━━━━━ Dataset content

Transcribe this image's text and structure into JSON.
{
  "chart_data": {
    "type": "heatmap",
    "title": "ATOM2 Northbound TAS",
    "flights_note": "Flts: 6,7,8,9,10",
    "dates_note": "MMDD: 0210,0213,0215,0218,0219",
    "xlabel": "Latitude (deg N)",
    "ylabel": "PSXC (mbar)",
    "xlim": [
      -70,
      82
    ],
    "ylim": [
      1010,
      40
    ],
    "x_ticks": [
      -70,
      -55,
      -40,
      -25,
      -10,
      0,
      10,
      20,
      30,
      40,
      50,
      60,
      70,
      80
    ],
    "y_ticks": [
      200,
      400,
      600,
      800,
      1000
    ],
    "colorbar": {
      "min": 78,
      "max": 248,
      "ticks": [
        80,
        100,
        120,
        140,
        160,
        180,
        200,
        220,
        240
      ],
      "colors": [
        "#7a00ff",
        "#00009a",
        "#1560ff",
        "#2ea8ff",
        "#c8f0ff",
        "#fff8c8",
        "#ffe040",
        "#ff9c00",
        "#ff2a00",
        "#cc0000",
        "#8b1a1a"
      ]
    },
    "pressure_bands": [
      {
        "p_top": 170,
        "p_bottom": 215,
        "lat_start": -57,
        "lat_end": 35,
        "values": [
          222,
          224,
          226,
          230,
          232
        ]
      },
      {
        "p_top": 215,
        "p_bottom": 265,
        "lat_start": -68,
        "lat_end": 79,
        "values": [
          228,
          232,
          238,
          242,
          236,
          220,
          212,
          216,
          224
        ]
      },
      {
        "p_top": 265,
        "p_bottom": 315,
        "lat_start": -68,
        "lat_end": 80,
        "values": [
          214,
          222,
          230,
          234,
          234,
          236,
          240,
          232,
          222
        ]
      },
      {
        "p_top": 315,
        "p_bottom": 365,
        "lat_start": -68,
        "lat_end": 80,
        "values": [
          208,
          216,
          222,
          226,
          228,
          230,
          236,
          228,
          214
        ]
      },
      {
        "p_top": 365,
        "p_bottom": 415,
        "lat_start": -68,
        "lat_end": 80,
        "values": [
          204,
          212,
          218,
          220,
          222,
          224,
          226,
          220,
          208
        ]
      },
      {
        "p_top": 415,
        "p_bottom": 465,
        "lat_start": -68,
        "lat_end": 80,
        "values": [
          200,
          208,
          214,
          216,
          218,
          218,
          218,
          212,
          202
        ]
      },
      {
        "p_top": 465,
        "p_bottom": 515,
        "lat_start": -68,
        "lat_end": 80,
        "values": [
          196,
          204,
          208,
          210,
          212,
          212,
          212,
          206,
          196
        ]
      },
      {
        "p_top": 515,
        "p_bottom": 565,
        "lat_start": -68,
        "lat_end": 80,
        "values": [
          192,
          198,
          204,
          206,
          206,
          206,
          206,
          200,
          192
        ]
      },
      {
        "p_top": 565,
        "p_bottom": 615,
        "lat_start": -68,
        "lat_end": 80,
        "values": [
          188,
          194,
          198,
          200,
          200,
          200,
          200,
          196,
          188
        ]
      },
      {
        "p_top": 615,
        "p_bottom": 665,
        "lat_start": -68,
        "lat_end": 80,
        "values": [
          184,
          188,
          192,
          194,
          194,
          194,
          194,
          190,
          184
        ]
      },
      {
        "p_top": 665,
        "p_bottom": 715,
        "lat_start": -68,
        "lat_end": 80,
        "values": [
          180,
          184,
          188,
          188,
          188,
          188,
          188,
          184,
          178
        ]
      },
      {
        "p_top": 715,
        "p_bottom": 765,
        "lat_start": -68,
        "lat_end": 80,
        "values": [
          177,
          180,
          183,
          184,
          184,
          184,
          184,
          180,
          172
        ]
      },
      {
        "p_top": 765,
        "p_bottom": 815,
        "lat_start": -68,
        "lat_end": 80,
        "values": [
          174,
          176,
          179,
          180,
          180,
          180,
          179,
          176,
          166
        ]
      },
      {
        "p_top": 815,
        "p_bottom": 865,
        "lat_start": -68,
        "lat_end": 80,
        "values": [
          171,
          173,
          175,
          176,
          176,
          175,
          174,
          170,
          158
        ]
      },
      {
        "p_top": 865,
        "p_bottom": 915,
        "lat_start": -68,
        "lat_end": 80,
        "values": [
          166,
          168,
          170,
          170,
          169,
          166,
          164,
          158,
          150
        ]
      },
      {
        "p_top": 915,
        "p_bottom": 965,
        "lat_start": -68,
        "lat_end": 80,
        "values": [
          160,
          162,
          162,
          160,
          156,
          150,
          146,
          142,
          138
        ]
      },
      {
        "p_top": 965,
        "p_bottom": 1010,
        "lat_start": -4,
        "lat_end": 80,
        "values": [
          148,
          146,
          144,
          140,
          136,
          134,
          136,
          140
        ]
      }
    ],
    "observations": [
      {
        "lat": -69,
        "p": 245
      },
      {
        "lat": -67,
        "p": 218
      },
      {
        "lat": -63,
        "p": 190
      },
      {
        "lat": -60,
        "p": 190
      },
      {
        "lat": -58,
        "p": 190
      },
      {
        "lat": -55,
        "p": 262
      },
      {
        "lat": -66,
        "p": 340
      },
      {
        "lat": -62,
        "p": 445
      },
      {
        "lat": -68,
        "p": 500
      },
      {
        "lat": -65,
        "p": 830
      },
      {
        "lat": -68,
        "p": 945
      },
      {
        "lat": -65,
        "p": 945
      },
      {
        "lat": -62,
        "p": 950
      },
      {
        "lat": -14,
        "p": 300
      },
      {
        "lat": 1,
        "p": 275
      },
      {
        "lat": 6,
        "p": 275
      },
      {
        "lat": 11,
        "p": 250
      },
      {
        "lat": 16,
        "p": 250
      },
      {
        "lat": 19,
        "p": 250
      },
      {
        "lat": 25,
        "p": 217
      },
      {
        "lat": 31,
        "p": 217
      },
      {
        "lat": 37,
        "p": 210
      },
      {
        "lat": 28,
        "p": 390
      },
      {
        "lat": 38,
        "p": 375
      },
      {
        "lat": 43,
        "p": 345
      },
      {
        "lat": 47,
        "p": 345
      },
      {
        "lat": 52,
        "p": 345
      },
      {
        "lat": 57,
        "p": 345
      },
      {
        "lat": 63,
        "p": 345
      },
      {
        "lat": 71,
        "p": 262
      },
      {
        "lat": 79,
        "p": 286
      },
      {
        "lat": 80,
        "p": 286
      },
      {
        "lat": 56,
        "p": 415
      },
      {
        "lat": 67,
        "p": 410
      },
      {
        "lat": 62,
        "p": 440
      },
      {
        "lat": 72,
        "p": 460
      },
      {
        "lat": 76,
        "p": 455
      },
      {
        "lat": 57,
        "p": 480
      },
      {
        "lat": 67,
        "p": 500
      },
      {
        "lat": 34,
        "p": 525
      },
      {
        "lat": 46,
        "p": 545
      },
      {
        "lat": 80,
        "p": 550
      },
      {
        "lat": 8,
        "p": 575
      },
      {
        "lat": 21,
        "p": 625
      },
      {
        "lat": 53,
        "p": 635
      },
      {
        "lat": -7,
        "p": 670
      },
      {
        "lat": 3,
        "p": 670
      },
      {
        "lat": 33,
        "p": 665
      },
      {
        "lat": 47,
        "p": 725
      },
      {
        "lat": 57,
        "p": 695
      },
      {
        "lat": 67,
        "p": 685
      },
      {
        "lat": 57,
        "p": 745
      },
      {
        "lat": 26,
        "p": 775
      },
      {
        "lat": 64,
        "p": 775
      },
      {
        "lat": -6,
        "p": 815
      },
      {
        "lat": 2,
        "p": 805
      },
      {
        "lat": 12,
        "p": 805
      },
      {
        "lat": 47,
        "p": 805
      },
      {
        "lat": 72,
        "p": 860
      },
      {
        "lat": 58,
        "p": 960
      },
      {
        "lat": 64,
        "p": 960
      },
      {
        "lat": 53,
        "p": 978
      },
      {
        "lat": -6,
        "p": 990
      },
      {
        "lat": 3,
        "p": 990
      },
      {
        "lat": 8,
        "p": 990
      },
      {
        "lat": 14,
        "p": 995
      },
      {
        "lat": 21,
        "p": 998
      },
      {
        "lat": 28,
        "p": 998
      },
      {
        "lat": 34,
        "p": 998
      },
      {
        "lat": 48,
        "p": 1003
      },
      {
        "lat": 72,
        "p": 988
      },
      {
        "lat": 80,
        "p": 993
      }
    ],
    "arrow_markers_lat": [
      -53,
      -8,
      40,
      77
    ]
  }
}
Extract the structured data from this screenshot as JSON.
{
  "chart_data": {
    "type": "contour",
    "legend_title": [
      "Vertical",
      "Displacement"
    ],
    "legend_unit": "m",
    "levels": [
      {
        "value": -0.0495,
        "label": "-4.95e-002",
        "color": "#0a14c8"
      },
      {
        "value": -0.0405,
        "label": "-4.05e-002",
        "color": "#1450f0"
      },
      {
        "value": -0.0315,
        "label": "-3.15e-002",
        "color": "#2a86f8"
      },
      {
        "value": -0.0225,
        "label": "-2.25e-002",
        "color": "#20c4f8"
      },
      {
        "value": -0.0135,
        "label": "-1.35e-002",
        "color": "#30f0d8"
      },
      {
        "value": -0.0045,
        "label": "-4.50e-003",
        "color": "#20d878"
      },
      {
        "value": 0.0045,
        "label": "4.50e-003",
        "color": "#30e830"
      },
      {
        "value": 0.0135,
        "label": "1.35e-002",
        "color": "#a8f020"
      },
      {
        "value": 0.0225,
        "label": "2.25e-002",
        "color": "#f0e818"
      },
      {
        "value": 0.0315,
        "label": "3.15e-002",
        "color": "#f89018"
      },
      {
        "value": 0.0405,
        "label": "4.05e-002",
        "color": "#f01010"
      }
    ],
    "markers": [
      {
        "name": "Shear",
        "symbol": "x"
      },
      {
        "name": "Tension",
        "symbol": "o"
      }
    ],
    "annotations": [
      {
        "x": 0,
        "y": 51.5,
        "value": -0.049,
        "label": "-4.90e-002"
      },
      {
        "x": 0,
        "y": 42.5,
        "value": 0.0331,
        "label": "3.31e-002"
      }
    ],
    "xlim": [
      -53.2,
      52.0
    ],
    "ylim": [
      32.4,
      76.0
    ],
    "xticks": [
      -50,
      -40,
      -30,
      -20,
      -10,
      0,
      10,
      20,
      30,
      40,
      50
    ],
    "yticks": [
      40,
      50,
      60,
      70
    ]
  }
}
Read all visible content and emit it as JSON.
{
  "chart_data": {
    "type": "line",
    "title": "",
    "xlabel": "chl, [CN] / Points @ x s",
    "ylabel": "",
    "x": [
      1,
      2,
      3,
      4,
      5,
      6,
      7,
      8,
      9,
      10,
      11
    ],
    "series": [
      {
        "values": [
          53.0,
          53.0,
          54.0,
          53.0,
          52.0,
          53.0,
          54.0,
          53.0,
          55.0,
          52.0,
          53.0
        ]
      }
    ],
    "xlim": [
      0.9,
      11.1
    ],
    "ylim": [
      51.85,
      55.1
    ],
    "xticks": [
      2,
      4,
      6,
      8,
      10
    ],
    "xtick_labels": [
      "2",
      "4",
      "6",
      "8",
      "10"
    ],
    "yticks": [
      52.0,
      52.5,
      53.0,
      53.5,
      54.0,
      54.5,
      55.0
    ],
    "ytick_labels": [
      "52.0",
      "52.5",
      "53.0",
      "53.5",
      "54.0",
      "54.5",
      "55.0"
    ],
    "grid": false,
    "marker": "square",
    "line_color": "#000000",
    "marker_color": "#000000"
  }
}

━━━━━━━━━━

Each line from the one containing "Read all visible content and emit it as JSON." to the end of the records should be echoed exactly, and no other line.

• Solution to this problem:
Read all visible content and emit it as JSON.
{
  "chart_data": {
    "type": "line",
    "title": "",
    "xlabel": "chl, [CN] / Points @ x s",
    "ylabel": "",
    "x": [
      1,
      2,
      3,
      4,
      5,
      6,
      7,
      8,
      9,
      10,
      11
    ],
    "series": [
      {
        "values": [
          53.0,
          53.0,
          54.0,
          53.0,
          52.0,
          53.0,
          54.0,
          53.0,
          55.0,
          52.0,
          53.0
        ]
      }
    ],
    "xlim": [
      0.9,
      11.1
    ],
    "ylim": [
      51.85,
      55.1
    ],
    "xticks": [
      2,
      4,
      6,
      8,
      10
    ],
    "xtick_labels": [
      "2",
      "4",
      "6",
      "8",
      "10"
    ],
    "yticks": [
      52.0,
      52.5,
      53.0,
      53.5,
      54.0,
      54.5,
      55.0
    ],
    "ytick_labels": [
      "52.0",
      "52.5",
      "53.0",
      "53.5",
      "54.0",
      "54.5",
      "55.0"
    ],
    "grid": false,
    "marker": "square",
    "line_color": "#000000",
    "marker_color": "#000000"
  }
}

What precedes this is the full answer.